▶ [Items]
>>>>>
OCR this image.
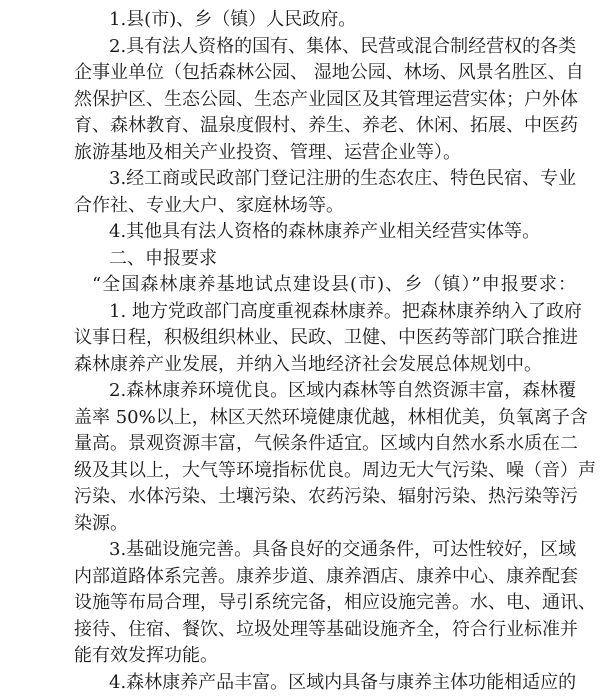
1.县(市)、乡（镇）人民政府。
2.具有法人资格的国有、集体、民营或混合制经营权的各类
企事业单位（包括森林公园、 湿地公园、林场、风景名胜区、自
然保护区、生态公园、生态产业园区及其管理运营实体；户外体
育、森林教育、温泉度假村、养生、养老、休闲、拓展、中医药
旅游基地及相关产业投资、管理、运营企业等）。
3.经工商或民政部门登记注册的生态农庄、特色民宿、专业
合作社、专业大户、家庭林场等。
4.其他具有法人资格的森林康养产业相关经营实体等。
二、申报要求
“全国森林康养基地试点建设县(市)、乡（镇）”申报要求：
1. 地方党政部门高度重视森林康养。把森林康养纳入了政府
议事日程，积极组织林业、民政、卫健、中医药等部门联合推进
森林康养产业发展，并纳入当地经济社会发展总体规划中。
2.森林康养环境优良。区域内森林等自然资源丰富，森林覆
盖率 50%以上，林区天然环境健康优越，林相优美，负氧离子含
量高。景观资源丰富，气候条件适宜。区域内自然水系水质在二
级及其以上，大气等环境指标优良。周边无大气污染、噪（音）声
污染、水体污染、土壤污染、农药污染、辐射污染、热污染等污
染源。
3.基础设施完善。具备良好的交通条件，可达性较好，区域
内部道路体系完善。康养步道、康养酒店、康养中心、康养配套
设施等布局合理，导引系统完备，相应设施完善。水、电、通讯、
接待、住宿、餐饮、垃圾处理等基础设施齐全，符合行业标准并
能有效发挥功能。
4.森林康养产品丰富。区域内具备与康养主体功能相适应的
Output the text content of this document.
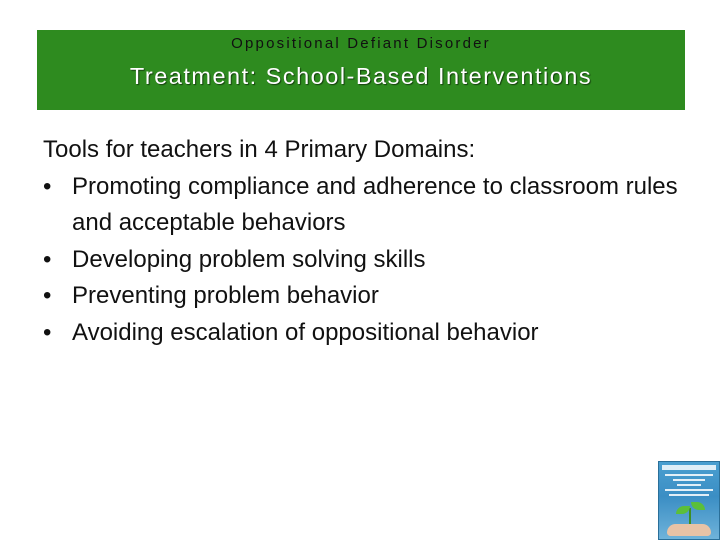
Oppositional Defiant Disorder
Treatment: School-Based Interventions

Tools for teachers in 4 Primary Domains:

• Promoting compliance and adherence to classroom rules and acceptable behaviors
• Developing problem solving skills
• Preventing problem behavior
• Avoiding escalation of oppositional behavior
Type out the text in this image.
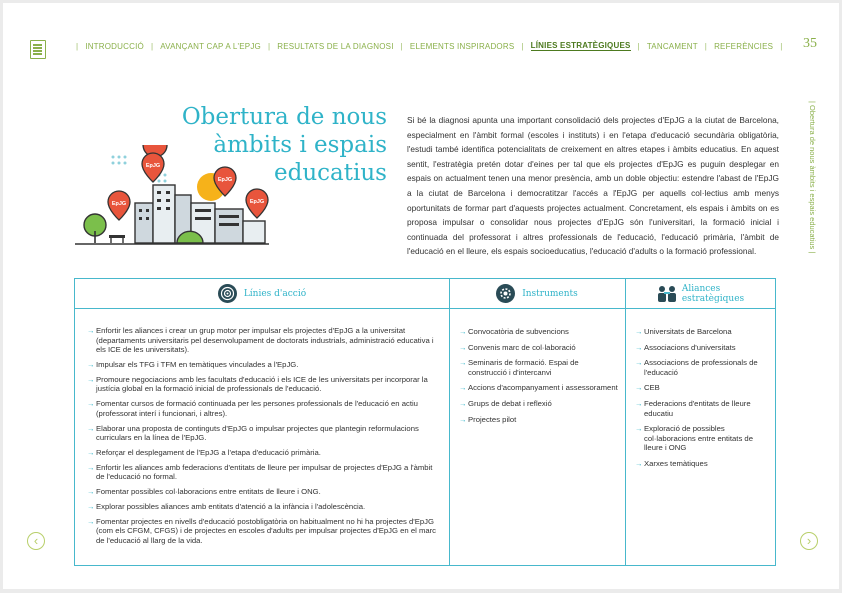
| INTRODUCCIÓ | AVANÇANT CAP A L'EPJG | RESULTATS DE LA DIAGNOSI | ELEMENTS INSPIRADORS | LÍNIES ESTRATÈGIQUES | TANCAMENT | REFERÈNCIES | 35
| Obertura de nous àmbits i espais educatius |
Obertura de nous
àmbits i espais
educatius
Si bé la diagnosi apunta una important consolidació dels projectes d'EpJG a la ciutat de Barcelona, especialment en l'àmbit formal (escoles i instituts) i en l'etapa d'educació secundària obligatòria, l'estudi també identifica potencialitats de creixement en altres etapes i àmbits educatius. En aquest sentit, l'estratègia pretén dotar d'eines per tal que els projectes d'EpJG es puguin desplegar en espais on actualment tenen una menor presència, amb un doble objectiu: estendre l'abast de l'EpJG a la ciutat de Barcelona i democratitzar l'accés a l'EpJG per aquells col·lectius amb menys oportunitats de formar part d'aquests projectes actualment. Concretament, els espais i àmbits on es proposa impulsar o consolidar nous projectes d'EpJG són l'universitari, la formació inicial i continuada del professorat i altres professionals de l'educació, l'educació primària, l'àmbit de l'educació en el lleure, els espais socioeducatius, l'educació d'adults o la formació professional.
EpJG
EpJG
EpJG
EpJG
Línies d'acció
→ Enfortir les aliances i crear un grup motor per impulsar els projectes d'EpJG a la universitat (departaments universitaris pel desenvolupament de doctorats industrials, administració educativa i els ICE de les universitats).
→ Impulsar els TFG i TFM en temàtiques vinculades a l'EpJG.
→ Promoure negociacions amb les facultats d'educació i els ICE de les universitats per incorporar la justícia global en la formació inicial de professionals de l'educació.
→ Fomentar cursos de formació continuada per les persones professionals de l'educació en actiu (professorat interí i funcionari, i altres).
→ Elaborar una proposta de continguts d'EpJG o impulsar projectes que plantegin reformulacions curriculars en la línea de l'EpJG.
→ Reforçar el desplegament de l'EpJG a l'etapa d'educació primària.
→ Enfortir les aliances amb federacions d'entitats de lleure per impulsar de projectes d'EpJG a l'àmbit de l'educació no formal.
→ Fomentar possibles col·laboracions entre entitats de lleure i ONG.
→ Explorar possibles aliances amb entitats d'atenció a la infància i l'adolescència.
→ Fomentar projectes en nivells d'educació postobligatòria on habitualment no hi ha projectes d'EpJG (com els CFGM, CFGS) i de projectes en escoles d'adults per impulsar projectes d'EpJG en el marc de l'educació al llarg de la vida.
Instruments
→ Convocatòria de subvencions
→ Convenis marc de col·laboració
→ Seminaris de formació. Espai de construcció i d'intercanvi
→ Accions d'acompanyament i assessorament
→ Grups de debat i reflexió
→ Projectes pilot
Aliances
estratègiques
→ Universitats de Barcelona
→ Associacions d'universitats
→ Associacions de professionals de l'educació
→ CEB
→ Federacions d'entitats de lleure educatiu
→ Exploració de possibles col·laboracions entre entitats de lleure i ONG
→ Xarxes temàtiques
‹	›
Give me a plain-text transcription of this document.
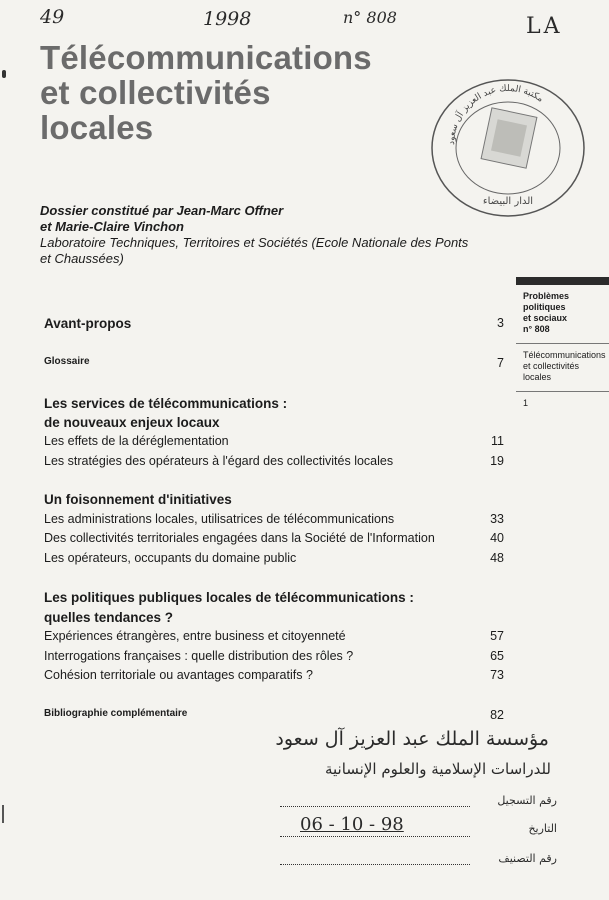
49	1998	n° 808	LA
Télécommunications
et collectivités
locales	مكتبة الملك عبد العزيز آل سعود
الدار البيضاء
Dossier constitué par Jean-Marc Offner
et Marie-Claire Vinchon
Laboratoire Techniques, Territoires et Sociétés (Ecole Nationale des Ponts
et Chaussées)
Problèmes
politiques
et sociaux
n° 808
Télécommunications
et collectivités
locales
1
Avant-propos	3
Glossaire	7
Les services de télécommunications :
de nouveaux enjeux locaux
Les effets de la déréglementation	11
Les stratégies des opérateurs à l'égard des collectivités locales	19
Un foisonnement d'initiatives
Les administrations locales, utilisatrices de télécommunications	33
Des collectivités territoriales engagées dans la Société de l'Information	40
Les opérateurs, occupants du domaine public	48
Les politiques publiques locales de télécommunications :
quelles tendances ?
Expériences étrangères, entre business et citoyenneté	57
Interrogations françaises : quelle distribution des rôles ?	65
Cohésion territoriale ou avantages comparatifs ?	73
Bibliographie complémentaire	82
مؤسسة الملك عبد العزيز آل سعود
للدراسات الإسلامية والعلوم الإنسانية
رقم التسجيل
التاريخ
06 - 10 - 98
رقم التصنيف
<<<<<
▶ [What is expected] Repeat each entry exactly as it appears; skip any picture.

▶ [Exercise result]
OCR this image.
1.县(市)、乡（镇）人民政府。
2.具有法人资格的国有、集体、民营或混合制经营权的各类
企事业单位（包括森林公园、 湿地公园、林场、风景名胜区、自
然保护区、生态公园、生态产业园区及其管理运营实体；户外体
育、森林教育、温泉度假村、养生、养老、休闲、拓展、中医药
旅游基地及相关产业投资、管理、运营企业等）。
3.经工商或民政部门登记注册的生态农庄、特色民宿、专业
合作社、专业大户、家庭林场等。
4.其他具有法人资格的森林康养产业相关经营实体等。
二、申报要求
“全国森林康养基地试点建设县(市)、乡（镇）”申报要求：
1. 地方党政部门高度重视森林康养。把森林康养纳入了政府
议事日程，积极组织林业、民政、卫健、中医药等部门联合推进
森林康养产业发展，并纳入当地经济社会发展总体规划中。
2.森林康养环境优良。区域内森林等自然资源丰富，森林覆
盖率 50%以上，林区天然环境健康优越，林相优美，负氧离子含
量高。景观资源丰富，气候条件适宜。区域内自然水系水质在二
级及其以上，大气等环境指标优良。周边无大气污染、噪（音）声
污染、水体污染、土壤污染、农药污染、辐射污染、热污染等污
染源。
3.基础设施完善。具备良好的交通条件，可达性较好，区域
内部道路体系完善。康养步道、康养酒店、康养中心、康养配套
设施等布局合理，导引系统完备，相应设施完善。水、电、通讯、
接待、住宿、餐饮、垃圾处理等基础设施齐全，符合行业标准并
能有效发挥功能。
4.森林康养产品丰富。区域内具备与康养主体功能相适应的
Output the text content of this document.
Oppositional Defiant Disorder
Treatment: School-Based Interventions

Tools for teachers in 4 Primary Domains:

• Promoting compliance and adherence to classroom rules and acceptable behaviors
• Developing problem solving skills
• Preventing problem behavior
• Avoiding escalation of oppositional behavior
Type out the text in this image.
| INTRODUCCIÓ | AVANÇANT CAP A L'EPJG | RESULTATS DE LA DIAGNOSI | ELEMENTS INSPIRADORS | LÍNIES ESTRATÈGIQUES | TANCAMENT | REFERÈNCIES | 35
| Obertura de nous àmbits i espais educatius |
Obertura de nous
àmbits i espais
educatius
Si bé la diagnosi apunta una important consolidació dels projectes d'EpJG a la ciutat de Barcelona, especialment en l'àmbit formal (escoles i instituts) i en l'etapa d'educació secundària obligatòria, l'estudi també identifica potencialitats de creixement en altres etapes i àmbits educatius. En aquest sentit, l'estratègia pretén dotar d'eines per tal que els projectes d'EpJG es puguin desplegar en espais on actualment tenen una menor presència, amb un doble objectiu: estendre l'abast de l'EpJG a la ciutat de Barcelona i democratitzar l'accés a l'EpJG per aquells col·lectius amb menys oportunitats de formar part d'aquests projectes actualment. Concretament, els espais i àmbits on es proposa impulsar o consolidar nous projectes d'EpJG són l'universitari, la formació inicial i continuada del professorat i altres professionals de l'educació, l'educació primària, l'àmbit de l'educació en el lleure, els espais socioeducatius, l'educació d'adults o la formació professional.
EpJG
EpJG
EpJG
EpJG
Línies d'acció
→ Enfortir les aliances i crear un grup motor per impulsar els projectes d'EpJG a la universitat (departaments universitaris pel desenvolupament de doctorats industrials, administració educativa i els ICE de les universitats).
→ Impulsar els TFG i TFM en temàtiques vinculades a l'EpJG.
→ Promoure negociacions amb les facultats d'educació i els ICE de les universitats per incorporar la justícia global en la formació inicial de professionals de l'educació.
→ Fomentar cursos de formació continuada per les persones professionals de l'educació en actiu (professorat interí i funcionari, i altres).
→ Elaborar una proposta de continguts d'EpJG o impulsar projectes que plantegin reformulacions curriculars en la línea de l'EpJG.
→ Reforçar el desplegament de l'EpJG a l'etapa d'educació primària.
→ Enfortir les aliances amb federacions d'entitats de lleure per impulsar de projectes d'EpJG a l'àmbit de l'educació no formal.
→ Fomentar possibles col·laboracions entre entitats de lleure i ONG.
→ Explorar possibles aliances amb entitats d'atenció a la infància i l'adolescència.
→ Fomentar projectes en nivells d'educació postobligatòria on habitualment no hi ha projectes d'EpJG (com els CFGM, CFGS) i de projectes en escoles d'adults per impulsar projectes d'EpJG en el marc de l'educació al llarg de la vida.
Instruments
→ Convocatòria de subvencions
→ Convenis marc de col·laboració
→ Seminaris de formació. Espai de construcció i d'intercanvi
→ Accions d'acompanyament i assessorament
→ Grups de debat i reflexió
→ Projectes pilot
Aliances
estratègiques
→ Universitats de Barcelona
→ Associacions d'universitats
→ Associacions de professionals de l'educació
→ CEB
→ Federacions d'entitats de lleure educatiu
→ Exploració de possibles col·laboracions entre entitats de lleure i ONG
→ Xarxes temàtiques
‹	›
Give me a plain-text transcription of this document.
49	1998	n° 808	LA
Télécommunications
et collectivités
locales	مكتبة الملك عبد العزيز آل سعود
الدار البيضاء
Dossier constitué par Jean-Marc Offner
et Marie-Claire Vinchon
Laboratoire Techniques, Territoires et Sociétés (Ecole Nationale des Ponts
et Chaussées)
Problèmes
politiques
et sociaux
n° 808
Télécommunications
et collectivités
locales
1
Avant-propos	3
Glossaire	7
Les services de télécommunications :
de nouveaux enjeux locaux
Les effets de la déréglementation	11
Les stratégies des opérateurs à l'égard des collectivités locales	19
Un foisonnement d'initiatives
Les administrations locales, utilisatrices de télécommunications	33
Des collectivités territoriales engagées dans la Société de l'Information	40
Les opérateurs, occupants du domaine public	48
Les politiques publiques locales de télécommunications :
quelles tendances ?
Expériences étrangères, entre business et citoyenneté	57
Interrogations françaises : quelle distribution des rôles ?	65
Cohésion territoriale ou avantages comparatifs ?	73
Bibliographie complémentaire	82
مؤسسة الملك عبد العزيز آل سعود
للدراسات الإسلامية والعلوم الإنسانية
رقم التسجيل
التاريخ
06 - 10 - 98
رقم التصنيف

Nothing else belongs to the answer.